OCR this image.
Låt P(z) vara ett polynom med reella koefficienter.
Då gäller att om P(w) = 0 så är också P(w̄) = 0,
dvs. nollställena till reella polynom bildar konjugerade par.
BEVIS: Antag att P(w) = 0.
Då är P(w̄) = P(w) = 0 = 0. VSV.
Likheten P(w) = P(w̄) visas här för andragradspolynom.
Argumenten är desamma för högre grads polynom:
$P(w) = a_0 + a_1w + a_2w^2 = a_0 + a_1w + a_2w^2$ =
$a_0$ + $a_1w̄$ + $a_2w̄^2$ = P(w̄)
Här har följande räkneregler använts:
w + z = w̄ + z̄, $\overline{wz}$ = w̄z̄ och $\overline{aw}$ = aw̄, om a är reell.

## TASK REQUIREMENTS
From the entries above, copy out every line where the string "reella" appears.

## RESPONSE TO THIS EXERCISE
Låt P(z) vara ett polynom med reella koefficienter.
dvs. nollställena till reella polynom bildar konjugerade par.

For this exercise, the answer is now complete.